Count the lines below that include the word "Binnenbruck" and write that number alone.

RECORDED DATA
· · · · ·

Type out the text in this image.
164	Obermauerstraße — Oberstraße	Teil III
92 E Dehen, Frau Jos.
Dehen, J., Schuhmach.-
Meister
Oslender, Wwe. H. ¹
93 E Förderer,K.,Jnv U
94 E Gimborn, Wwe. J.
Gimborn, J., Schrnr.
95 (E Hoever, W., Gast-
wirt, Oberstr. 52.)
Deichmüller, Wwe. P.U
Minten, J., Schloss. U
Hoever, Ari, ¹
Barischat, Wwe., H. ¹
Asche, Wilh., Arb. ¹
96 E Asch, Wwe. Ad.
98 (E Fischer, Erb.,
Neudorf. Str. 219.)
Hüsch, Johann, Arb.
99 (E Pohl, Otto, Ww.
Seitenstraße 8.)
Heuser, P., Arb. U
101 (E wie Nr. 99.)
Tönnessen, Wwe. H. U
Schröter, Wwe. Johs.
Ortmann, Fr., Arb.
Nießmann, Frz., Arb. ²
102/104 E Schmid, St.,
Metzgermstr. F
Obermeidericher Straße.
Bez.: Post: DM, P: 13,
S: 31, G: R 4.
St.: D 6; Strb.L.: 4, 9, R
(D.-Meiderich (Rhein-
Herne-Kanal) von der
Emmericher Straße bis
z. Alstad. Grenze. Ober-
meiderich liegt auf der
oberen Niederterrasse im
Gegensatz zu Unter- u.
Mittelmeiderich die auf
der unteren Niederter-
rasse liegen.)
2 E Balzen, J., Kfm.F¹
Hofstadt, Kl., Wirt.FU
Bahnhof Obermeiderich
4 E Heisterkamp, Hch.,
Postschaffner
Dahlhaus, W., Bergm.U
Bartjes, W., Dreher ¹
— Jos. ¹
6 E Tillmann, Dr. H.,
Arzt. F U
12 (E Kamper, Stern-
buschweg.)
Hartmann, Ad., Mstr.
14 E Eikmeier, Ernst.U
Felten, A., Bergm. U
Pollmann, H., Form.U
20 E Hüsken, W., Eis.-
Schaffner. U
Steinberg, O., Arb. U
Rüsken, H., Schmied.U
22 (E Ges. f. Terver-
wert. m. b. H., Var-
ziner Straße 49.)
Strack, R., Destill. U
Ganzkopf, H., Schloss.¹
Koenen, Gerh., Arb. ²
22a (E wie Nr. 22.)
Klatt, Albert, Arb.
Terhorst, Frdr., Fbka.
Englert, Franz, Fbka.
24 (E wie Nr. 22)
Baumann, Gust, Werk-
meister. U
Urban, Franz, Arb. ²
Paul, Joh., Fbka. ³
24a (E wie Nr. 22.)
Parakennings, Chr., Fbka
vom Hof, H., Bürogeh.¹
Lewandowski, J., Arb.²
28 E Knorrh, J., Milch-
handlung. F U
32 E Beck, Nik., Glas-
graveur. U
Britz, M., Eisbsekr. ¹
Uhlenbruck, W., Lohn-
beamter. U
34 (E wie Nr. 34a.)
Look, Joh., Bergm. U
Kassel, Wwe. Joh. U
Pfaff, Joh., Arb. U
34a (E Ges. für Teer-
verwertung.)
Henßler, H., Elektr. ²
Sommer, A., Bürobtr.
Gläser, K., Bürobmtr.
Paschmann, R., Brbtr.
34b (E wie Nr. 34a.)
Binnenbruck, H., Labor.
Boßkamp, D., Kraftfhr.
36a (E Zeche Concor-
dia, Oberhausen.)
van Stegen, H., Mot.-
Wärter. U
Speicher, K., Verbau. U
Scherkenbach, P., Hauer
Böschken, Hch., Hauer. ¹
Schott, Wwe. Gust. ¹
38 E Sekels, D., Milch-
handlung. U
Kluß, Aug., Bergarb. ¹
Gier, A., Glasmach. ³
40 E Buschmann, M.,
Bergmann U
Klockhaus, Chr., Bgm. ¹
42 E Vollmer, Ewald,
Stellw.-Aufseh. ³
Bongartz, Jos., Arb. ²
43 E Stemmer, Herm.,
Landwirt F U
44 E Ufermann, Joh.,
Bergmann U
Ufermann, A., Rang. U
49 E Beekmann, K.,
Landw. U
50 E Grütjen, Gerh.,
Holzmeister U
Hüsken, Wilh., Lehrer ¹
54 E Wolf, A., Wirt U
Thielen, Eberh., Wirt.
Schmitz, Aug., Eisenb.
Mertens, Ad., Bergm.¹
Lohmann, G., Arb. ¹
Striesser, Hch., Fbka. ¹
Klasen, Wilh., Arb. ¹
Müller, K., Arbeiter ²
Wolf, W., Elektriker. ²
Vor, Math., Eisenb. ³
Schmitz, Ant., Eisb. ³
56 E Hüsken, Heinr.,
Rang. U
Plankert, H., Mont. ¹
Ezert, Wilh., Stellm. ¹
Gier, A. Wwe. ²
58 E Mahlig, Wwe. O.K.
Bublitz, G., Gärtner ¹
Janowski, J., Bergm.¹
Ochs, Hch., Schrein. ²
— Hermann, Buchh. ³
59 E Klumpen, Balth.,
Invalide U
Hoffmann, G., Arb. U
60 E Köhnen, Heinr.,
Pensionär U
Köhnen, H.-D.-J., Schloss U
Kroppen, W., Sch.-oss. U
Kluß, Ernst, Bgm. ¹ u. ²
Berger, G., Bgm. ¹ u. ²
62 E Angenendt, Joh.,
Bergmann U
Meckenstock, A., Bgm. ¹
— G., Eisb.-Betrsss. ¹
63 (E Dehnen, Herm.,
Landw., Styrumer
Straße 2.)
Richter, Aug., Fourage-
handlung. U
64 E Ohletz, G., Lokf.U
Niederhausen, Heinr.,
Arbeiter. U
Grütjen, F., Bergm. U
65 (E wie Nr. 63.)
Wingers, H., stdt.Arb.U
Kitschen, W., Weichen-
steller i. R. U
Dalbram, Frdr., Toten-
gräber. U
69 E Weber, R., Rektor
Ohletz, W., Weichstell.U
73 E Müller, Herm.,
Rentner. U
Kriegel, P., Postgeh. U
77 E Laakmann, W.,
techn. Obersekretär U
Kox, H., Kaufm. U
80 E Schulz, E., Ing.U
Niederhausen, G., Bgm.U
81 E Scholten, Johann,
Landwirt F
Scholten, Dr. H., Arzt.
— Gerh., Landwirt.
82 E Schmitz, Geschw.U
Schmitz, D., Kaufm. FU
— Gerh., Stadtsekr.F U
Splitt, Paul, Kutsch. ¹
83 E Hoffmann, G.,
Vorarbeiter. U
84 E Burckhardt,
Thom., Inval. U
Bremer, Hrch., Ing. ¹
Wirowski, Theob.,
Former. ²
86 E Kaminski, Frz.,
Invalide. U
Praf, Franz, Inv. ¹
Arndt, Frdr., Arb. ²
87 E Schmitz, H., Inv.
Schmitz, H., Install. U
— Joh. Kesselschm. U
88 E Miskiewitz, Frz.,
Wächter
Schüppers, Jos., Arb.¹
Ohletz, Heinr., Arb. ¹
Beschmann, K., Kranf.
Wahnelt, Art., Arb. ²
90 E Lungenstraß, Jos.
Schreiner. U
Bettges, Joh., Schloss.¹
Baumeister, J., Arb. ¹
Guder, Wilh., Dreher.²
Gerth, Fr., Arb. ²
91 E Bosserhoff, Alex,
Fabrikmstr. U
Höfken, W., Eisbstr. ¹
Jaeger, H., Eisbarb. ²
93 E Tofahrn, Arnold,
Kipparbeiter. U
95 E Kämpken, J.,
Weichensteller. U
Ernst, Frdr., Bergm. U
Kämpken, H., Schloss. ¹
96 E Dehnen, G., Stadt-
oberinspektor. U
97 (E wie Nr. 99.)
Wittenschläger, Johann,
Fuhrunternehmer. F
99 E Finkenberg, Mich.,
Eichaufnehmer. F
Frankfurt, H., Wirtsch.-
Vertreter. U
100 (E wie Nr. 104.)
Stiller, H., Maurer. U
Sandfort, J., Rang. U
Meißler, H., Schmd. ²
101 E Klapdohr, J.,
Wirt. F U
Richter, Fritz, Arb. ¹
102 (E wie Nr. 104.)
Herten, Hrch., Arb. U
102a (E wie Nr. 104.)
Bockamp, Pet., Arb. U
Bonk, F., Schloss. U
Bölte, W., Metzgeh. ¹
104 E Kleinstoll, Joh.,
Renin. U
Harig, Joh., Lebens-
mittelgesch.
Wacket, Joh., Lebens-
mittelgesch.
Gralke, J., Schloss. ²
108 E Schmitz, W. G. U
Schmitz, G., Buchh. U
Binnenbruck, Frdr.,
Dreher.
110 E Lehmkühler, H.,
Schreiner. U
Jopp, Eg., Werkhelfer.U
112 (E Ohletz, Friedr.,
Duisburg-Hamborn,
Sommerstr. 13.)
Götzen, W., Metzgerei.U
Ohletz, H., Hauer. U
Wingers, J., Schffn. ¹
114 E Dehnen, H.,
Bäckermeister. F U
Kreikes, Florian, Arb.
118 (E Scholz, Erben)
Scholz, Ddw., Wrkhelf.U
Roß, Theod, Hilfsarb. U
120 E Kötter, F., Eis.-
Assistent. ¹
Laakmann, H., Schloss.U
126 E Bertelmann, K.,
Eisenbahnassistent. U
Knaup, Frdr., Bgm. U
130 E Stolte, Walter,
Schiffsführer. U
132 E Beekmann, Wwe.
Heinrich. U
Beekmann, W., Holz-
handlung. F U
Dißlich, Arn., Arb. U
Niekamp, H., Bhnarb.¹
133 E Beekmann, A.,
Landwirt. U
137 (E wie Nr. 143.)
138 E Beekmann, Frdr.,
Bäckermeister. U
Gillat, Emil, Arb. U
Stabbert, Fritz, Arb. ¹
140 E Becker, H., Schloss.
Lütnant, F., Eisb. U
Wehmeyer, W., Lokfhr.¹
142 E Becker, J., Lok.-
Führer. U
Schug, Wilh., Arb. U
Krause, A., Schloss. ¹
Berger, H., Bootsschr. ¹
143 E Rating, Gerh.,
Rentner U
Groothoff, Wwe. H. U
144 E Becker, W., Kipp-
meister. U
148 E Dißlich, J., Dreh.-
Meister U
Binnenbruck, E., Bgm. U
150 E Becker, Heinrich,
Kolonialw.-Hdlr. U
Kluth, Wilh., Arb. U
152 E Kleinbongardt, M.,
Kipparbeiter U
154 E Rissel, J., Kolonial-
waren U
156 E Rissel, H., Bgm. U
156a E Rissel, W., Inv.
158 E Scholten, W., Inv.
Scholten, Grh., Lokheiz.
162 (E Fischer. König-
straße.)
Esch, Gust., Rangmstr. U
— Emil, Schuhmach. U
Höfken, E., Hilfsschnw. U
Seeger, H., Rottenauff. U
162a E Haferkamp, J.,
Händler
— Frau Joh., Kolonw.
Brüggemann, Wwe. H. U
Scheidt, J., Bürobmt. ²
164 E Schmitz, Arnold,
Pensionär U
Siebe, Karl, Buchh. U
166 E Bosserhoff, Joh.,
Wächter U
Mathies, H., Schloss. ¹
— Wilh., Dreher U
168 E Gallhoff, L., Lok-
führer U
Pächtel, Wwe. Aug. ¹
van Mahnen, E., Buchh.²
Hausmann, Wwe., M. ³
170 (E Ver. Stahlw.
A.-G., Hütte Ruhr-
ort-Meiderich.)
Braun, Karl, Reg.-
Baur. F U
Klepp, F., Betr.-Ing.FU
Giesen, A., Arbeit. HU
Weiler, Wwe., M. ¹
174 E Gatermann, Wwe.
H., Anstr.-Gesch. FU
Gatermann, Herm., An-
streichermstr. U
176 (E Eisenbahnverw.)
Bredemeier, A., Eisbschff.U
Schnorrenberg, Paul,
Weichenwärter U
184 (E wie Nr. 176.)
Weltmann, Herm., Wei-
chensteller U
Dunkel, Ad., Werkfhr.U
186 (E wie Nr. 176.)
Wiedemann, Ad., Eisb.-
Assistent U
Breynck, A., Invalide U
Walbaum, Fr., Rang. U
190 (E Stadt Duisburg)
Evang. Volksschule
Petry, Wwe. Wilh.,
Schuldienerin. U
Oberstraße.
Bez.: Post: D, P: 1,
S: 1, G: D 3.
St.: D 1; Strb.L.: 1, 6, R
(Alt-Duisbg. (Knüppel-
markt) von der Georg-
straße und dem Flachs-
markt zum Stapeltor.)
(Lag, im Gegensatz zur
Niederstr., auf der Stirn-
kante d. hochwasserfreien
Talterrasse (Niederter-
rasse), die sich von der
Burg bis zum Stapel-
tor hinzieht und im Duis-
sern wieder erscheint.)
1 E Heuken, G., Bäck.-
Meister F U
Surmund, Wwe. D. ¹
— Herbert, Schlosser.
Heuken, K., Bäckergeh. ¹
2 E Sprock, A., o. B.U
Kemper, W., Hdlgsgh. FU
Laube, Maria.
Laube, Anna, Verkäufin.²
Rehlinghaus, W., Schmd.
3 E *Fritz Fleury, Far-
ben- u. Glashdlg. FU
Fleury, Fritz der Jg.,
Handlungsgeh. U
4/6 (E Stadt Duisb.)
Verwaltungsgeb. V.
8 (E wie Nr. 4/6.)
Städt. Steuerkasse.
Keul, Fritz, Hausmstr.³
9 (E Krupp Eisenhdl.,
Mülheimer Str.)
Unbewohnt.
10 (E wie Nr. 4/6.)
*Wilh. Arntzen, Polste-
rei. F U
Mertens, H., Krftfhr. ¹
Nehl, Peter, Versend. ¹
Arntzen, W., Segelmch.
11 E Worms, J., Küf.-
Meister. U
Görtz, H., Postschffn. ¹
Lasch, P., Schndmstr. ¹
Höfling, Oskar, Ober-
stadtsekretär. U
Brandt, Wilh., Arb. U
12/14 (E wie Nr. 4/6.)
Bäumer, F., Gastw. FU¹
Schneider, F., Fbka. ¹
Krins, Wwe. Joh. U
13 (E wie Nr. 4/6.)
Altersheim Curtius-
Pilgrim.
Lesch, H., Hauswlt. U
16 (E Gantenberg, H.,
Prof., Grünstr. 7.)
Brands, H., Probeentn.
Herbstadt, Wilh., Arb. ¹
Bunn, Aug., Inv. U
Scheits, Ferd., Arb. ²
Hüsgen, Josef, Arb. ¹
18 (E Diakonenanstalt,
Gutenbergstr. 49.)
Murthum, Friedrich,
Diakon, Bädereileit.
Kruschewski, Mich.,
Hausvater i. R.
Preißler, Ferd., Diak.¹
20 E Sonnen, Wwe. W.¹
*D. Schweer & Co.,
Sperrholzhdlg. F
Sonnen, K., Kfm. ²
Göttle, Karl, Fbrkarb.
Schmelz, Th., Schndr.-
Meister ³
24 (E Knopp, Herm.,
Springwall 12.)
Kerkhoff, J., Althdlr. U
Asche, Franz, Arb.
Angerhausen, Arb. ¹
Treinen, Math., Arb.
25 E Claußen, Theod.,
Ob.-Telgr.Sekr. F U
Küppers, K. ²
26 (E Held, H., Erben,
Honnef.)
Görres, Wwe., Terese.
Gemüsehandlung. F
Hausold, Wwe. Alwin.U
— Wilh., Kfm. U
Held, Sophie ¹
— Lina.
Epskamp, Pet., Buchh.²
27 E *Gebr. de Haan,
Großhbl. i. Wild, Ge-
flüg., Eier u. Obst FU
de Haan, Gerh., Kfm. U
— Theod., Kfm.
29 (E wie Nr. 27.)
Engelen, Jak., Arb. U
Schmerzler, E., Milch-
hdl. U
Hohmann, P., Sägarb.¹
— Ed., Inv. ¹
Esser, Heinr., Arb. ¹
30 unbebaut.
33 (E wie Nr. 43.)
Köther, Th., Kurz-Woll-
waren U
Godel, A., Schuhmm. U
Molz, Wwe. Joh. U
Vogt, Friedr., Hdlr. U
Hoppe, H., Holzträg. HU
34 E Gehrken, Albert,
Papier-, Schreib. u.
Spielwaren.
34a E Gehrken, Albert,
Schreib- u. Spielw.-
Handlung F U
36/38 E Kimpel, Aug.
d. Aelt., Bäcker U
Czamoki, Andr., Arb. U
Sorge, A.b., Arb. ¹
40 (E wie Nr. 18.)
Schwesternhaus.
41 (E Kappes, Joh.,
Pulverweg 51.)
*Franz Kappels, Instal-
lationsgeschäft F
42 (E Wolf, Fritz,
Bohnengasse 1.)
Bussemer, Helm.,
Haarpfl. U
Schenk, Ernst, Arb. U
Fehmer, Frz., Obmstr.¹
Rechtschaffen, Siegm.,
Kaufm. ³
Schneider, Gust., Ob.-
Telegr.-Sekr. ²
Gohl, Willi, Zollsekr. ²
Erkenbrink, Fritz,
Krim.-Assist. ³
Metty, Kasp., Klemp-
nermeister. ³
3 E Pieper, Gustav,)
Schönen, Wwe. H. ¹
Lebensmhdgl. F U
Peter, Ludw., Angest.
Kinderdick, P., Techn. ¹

· · · · ·

WRITTEN REPLY
3